Text under study:

I’m not a fan of Udemy at all and mostly said my piece about it here: http://forum.freecodecamp.com/t/need-recommendation-for-css-courses/25778/5?u=astv99
Additionally, Udemy as a whole caters to beginners the most, which you said you’re not, so I’d advise against it for you even more. That said, if there are any courses you want to take on Udemy, I’d highly recommend waiting until they do a $10 sale, because those sales come around every so often.
Speaking from my own experience with the major MOOC platforms, for someone looking for more “intermediate” to “advanced” content, I’d recommend primarily Lynda, Udacity, edX, and SitePoint. Coursera has good courses too, but the majority of them are only beginner to intermediate, and lack comprehensiveness (Princeton’s Algorithms course is a notable exception though).
Lynda is really good for getting grounded at an intermediate level, and I highly recommend their Become a Front End Web Developer learning path (which is a set of multiple individual courses). Lynda’s not free for most people, but it does offer free memberships to educational and government institutions, so if you’re a student or federal employee, check with your organization. Some public libraries even qualify for the free membership, so that’s an avenue worth checking as well (I’m using Lynda through a local public library registration myself, so I can attest that it works!).

Data provided:

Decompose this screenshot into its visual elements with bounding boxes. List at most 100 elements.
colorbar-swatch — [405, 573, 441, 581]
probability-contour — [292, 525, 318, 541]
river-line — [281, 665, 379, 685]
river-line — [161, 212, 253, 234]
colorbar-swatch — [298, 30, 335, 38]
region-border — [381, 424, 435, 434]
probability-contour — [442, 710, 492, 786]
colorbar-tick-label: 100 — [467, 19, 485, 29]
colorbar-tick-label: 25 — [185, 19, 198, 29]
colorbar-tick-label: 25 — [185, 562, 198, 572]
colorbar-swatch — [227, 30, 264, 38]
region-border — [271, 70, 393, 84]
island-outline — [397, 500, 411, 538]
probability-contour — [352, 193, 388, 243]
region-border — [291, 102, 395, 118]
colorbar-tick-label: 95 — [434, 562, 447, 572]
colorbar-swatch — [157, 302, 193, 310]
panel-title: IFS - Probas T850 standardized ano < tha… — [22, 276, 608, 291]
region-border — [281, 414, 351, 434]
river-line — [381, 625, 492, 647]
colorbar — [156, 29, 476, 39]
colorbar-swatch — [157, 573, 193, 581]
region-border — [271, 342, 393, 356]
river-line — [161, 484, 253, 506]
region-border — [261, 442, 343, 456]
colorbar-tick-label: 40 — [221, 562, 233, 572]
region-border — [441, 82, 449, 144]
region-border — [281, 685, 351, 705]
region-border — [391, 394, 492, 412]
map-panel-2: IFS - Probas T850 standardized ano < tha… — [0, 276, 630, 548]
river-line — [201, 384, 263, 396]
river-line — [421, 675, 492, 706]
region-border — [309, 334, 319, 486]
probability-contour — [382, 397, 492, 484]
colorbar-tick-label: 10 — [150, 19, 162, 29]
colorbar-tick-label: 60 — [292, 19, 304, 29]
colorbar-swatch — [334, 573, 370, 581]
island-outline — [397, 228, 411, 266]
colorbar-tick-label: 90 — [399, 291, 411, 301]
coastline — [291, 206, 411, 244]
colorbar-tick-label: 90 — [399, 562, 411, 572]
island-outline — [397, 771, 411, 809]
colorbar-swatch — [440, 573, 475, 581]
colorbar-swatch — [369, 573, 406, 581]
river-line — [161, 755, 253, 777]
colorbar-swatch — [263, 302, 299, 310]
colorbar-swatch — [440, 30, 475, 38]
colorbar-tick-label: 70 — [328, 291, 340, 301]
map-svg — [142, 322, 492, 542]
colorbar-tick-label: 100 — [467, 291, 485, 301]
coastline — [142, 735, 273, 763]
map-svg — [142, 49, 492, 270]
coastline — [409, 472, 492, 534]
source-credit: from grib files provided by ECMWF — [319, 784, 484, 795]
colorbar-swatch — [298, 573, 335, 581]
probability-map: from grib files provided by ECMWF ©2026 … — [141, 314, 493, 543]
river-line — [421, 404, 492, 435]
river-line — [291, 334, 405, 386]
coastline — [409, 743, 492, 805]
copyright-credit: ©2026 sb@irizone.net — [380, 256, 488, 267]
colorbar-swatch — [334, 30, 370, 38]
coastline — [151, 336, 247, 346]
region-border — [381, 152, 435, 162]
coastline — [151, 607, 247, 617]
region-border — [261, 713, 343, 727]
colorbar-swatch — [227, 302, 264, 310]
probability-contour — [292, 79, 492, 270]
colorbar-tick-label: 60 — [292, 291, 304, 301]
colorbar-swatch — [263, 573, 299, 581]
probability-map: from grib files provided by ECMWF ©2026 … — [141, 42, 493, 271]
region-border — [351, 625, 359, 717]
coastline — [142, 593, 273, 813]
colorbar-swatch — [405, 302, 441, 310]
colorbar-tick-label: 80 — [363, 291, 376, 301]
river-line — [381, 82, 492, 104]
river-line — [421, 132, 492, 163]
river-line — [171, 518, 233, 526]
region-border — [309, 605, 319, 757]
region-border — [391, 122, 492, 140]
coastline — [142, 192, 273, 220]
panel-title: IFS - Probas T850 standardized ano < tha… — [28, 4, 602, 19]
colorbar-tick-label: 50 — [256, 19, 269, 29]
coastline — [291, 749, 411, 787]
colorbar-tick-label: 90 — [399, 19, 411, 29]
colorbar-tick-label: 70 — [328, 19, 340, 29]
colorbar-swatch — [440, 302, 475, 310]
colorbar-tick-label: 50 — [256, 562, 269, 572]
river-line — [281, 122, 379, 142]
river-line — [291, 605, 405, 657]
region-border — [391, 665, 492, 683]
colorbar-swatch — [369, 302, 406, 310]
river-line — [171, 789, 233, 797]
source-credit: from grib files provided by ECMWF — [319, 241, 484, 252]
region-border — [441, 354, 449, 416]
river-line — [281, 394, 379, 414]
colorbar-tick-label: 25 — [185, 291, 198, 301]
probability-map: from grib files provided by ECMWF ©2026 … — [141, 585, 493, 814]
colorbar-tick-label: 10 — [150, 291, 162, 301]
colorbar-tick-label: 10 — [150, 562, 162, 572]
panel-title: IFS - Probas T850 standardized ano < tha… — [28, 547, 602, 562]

Work to complete: Render this sentence from the post on online course platforms in Spanish: "Coursera has good courses too, but the majority of them are only beginner to intermediate, and lack comprehensiveness (Princeton’s Algorithms course is a notable exception though)."

The completed task: Coursera también tiene buenos cursos, pero la mayoría son solo de nivel principiante a intermedio y carecen de exhaustividad (aunque el curso de Algoritmos de Princeton es una notable excepción).